**EXERCISE DETAILS:**
Output every entry exactly as written, but omit the pictures.

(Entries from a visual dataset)

[start]

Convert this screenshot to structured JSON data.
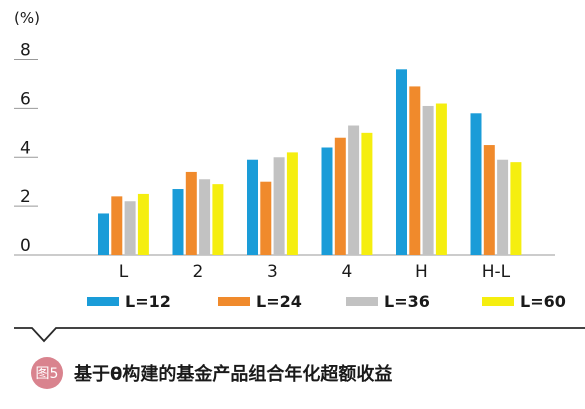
{
  "chart_data": {
    "type": "bar",
    "unit_label": "(%)",
    "categories": [
      "L",
      "2",
      "3",
      "4",
      "H",
      "H-L"
    ],
    "series": [
      {
        "name": "L=12",
        "color": "#1a9cd8",
        "values": [
          1.7,
          2.7,
          3.9,
          4.4,
          7.6,
          5.8
        ]
      },
      {
        "name": "L=24",
        "color": "#f08a2c",
        "values": [
          2.4,
          3.4,
          3.0,
          4.8,
          6.9,
          4.5
        ]
      },
      {
        "name": "L=36",
        "color": "#c2c2c2",
        "values": [
          2.2,
          3.1,
          4.0,
          5.3,
          6.1,
          3.9
        ]
      },
      {
        "name": "L=60",
        "color": "#f5ee0f",
        "values": [
          2.5,
          2.9,
          4.2,
          5.0,
          6.2,
          3.8
        ]
      }
    ],
    "yticks": [
      0,
      2,
      4,
      6,
      8
    ],
    "ylim": [
      0,
      8.8
    ],
    "legend_position": "bottom",
    "grid": false
  },
  "caption": {
    "badge": "图5",
    "title": "基于θ构建的基金产品组合年化超额收益",
    "badge_color": "#d9838e"
  }
}
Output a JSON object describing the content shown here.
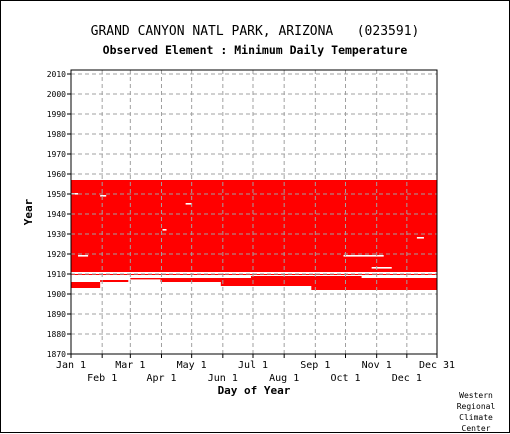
{
  "chart_data": {
    "type": "heatmap",
    "title": "GRAND CANYON NATL PARK, ARIZONA   (023591)",
    "subtitle": "Observed Element : Minimum Daily Temperature",
    "xlabel": "Day of Year",
    "ylabel": "Year",
    "xlim": [
      1,
      365
    ],
    "ylim": [
      1870,
      2012
    ],
    "y_ticks": [
      1870,
      1880,
      1890,
      1900,
      1910,
      1920,
      1930,
      1940,
      1950,
      1960,
      1970,
      1980,
      1990,
      2000,
      2010
    ],
    "x_ticks_upper": [
      {
        "label": "Jan 1",
        "day": 1
      },
      {
        "label": "Mar 1",
        "day": 60
      },
      {
        "label": "May 1",
        "day": 121
      },
      {
        "label": "Jul 1",
        "day": 182
      },
      {
        "label": "Sep 1",
        "day": 244
      },
      {
        "label": "Nov 1",
        "day": 305
      },
      {
        "label": "Dec 31",
        "day": 365
      }
    ],
    "x_ticks_lower": [
      {
        "label": "Feb 1",
        "day": 32
      },
      {
        "label": "Apr 1",
        "day": 91
      },
      {
        "label": "Jun 1",
        "day": 152
      },
      {
        "label": "Aug 1",
        "day": 213
      },
      {
        "label": "Oct 1",
        "day": 274
      },
      {
        "label": "Dec 1",
        "day": 335
      }
    ],
    "grid": true,
    "data_color": "#ff0000",
    "series": [
      {
        "values": [
          {
            "year_start": 1911,
            "year_end": 1957,
            "day_start": 1,
            "day_end": 365
          },
          {
            "year_start": 1909.5,
            "year_end": 1910,
            "day_start": 1,
            "day_end": 365
          },
          {
            "year_start": 1908,
            "year_end": 1909,
            "day_start": 180,
            "day_end": 290
          },
          {
            "year_start": 1907.3,
            "year_end": 1908,
            "day_start": 60,
            "day_end": 90
          },
          {
            "year_start": 1906,
            "year_end": 1908,
            "day_start": 90,
            "day_end": 365
          },
          {
            "year_start": 1906,
            "year_end": 1907,
            "day_start": 30,
            "day_end": 58
          },
          {
            "year_start": 1904,
            "year_end": 1906,
            "day_start": 150,
            "day_end": 365
          },
          {
            "year_start": 1903,
            "year_end": 1906,
            "day_start": 1,
            "day_end": 30
          },
          {
            "year_start": 1902,
            "year_end": 1904,
            "day_start": 240,
            "day_end": 365
          }
        ]
      }
    ],
    "gaps": [
      {
        "year": 1950,
        "day_start": 1,
        "day_end": 8
      },
      {
        "year": 1949,
        "day_start": 30,
        "day_end": 36
      },
      {
        "year": 1945,
        "day_start": 115,
        "day_end": 121
      },
      {
        "year": 1919,
        "day_start": 8,
        "day_end": 18
      },
      {
        "year": 1919,
        "day_start": 272,
        "day_end": 312
      },
      {
        "year": 1913,
        "day_start": 300,
        "day_end": 320
      },
      {
        "year": 1928,
        "day_start": 345,
        "day_end": 352
      },
      {
        "year": 1932,
        "day_start": 92,
        "day_end": 96
      }
    ]
  },
  "credit": [
    "Western",
    "Regional",
    "Climate",
    "Center"
  ]
}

[end]

**EXPECTED ANSWER:**
Convert this screenshot to structured JSON data.
{
  "chart_data": {
    "type": "bar",
    "unit_label": "(%)",
    "categories": [
      "L",
      "2",
      "3",
      "4",
      "H",
      "H-L"
    ],
    "series": [
      {
        "name": "L=12",
        "color": "#1a9cd8",
        "values": [
          1.7,
          2.7,
          3.9,
          4.4,
          7.6,
          5.8
        ]
      },
      {
        "name": "L=24",
        "color": "#f08a2c",
        "values": [
          2.4,
          3.4,
          3.0,
          4.8,
          6.9,
          4.5
        ]
      },
      {
        "name": "L=36",
        "color": "#c2c2c2",
        "values": [
          2.2,
          3.1,
          4.0,
          5.3,
          6.1,
          3.9
        ]
      },
      {
        "name": "L=60",
        "color": "#f5ee0f",
        "values": [
          2.5,
          2.9,
          4.2,
          5.0,
          6.2,
          3.8
        ]
      }
    ],
    "yticks": [
      0,
      2,
      4,
      6,
      8
    ],
    "ylim": [
      0,
      8.8
    ],
    "legend_position": "bottom",
    "grid": false
  },
  "caption": {
    "badge": "图5",
    "title": "基于θ构建的基金产品组合年化超额收益",
    "badge_color": "#d9838e"
  }
}
Output a JSON object describing the content shown here.
{
  "chart_data": {
    "type": "heatmap",
    "title": "GRAND CANYON NATL PARK, ARIZONA   (023591)",
    "subtitle": "Observed Element : Minimum Daily Temperature",
    "xlabel": "Day of Year",
    "ylabel": "Year",
    "xlim": [
      1,
      365
    ],
    "ylim": [
      1870,
      2012
    ],
    "y_ticks": [
      1870,
      1880,
      1890,
      1900,
      1910,
      1920,
      1930,
      1940,
      1950,
      1960,
      1970,
      1980,
      1990,
      2000,
      2010
    ],
    "x_ticks_upper": [
      {
        "label": "Jan 1",
        "day": 1
      },
      {
        "label": "Mar 1",
        "day": 60
      },
      {
        "label": "May 1",
        "day": 121
      },
      {
        "label": "Jul 1",
        "day": 182
      },
      {
        "label": "Sep 1",
        "day": 244
      },
      {
        "label": "Nov 1",
        "day": 305
      },
      {
        "label": "Dec 31",
        "day": 365
      }
    ],
    "x_ticks_lower": [
      {
        "label": "Feb 1",
        "day": 32
      },
      {
        "label": "Apr 1",
        "day": 91
      },
      {
        "label": "Jun 1",
        "day": 152
      },
      {
        "label": "Aug 1",
        "day": 213
      },
      {
        "label": "Oct 1",
        "day": 274
      },
      {
        "label": "Dec 1",
        "day": 335
      }
    ],
    "grid": true,
    "data_color": "#ff0000",
    "series": [
      {
        "values": [
          {
            "year_start": 1911,
            "year_end": 1957,
            "day_start": 1,
            "day_end": 365
          },
          {
            "year_start": 1909.5,
            "year_end": 1910,
            "day_start": 1,
            "day_end": 365
          },
          {
            "year_start": 1908,
            "year_end": 1909,
            "day_start": 180,
            "day_end": 290
          },
          {
            "year_start": 1907.3,
            "year_end": 1908,
            "day_start": 60,
            "day_end": 90
          },
          {
            "year_start": 1906,
            "year_end": 1908,
            "day_start": 90,
            "day_end": 365
          },
          {
            "year_start": 1906,
            "year_end": 1907,
            "day_start": 30,
            "day_end": 58
          },
          {
            "year_start": 1904,
            "year_end": 1906,
            "day_start": 150,
            "day_end": 365
          },
          {
            "year_start": 1903,
            "year_end": 1906,
            "day_start": 1,
            "day_end": 30
          },
          {
            "year_start": 1902,
            "year_end": 1904,
            "day_start": 240,
            "day_end": 365
          }
        ]
      }
    ],
    "gaps": [
      {
        "year": 1950,
        "day_start": 1,
        "day_end": 8
      },
      {
        "year": 1949,
        "day_start": 30,
        "day_end": 36
      },
      {
        "year": 1945,
        "day_start": 115,
        "day_end": 121
      },
      {
        "year": 1919,
        "day_start": 8,
        "day_end": 18
      },
      {
        "year": 1919,
        "day_start": 272,
        "day_end": 312
      },
      {
        "year": 1913,
        "day_start": 300,
        "day_end": 320
      },
      {
        "year": 1928,
        "day_start": 345,
        "day_end": 352
      },
      {
        "year": 1932,
        "day_start": 92,
        "day_end": 96
      }
    ]
  },
  "credit": [
    "Western",
    "Regional",
    "Climate",
    "Center"
  ]
}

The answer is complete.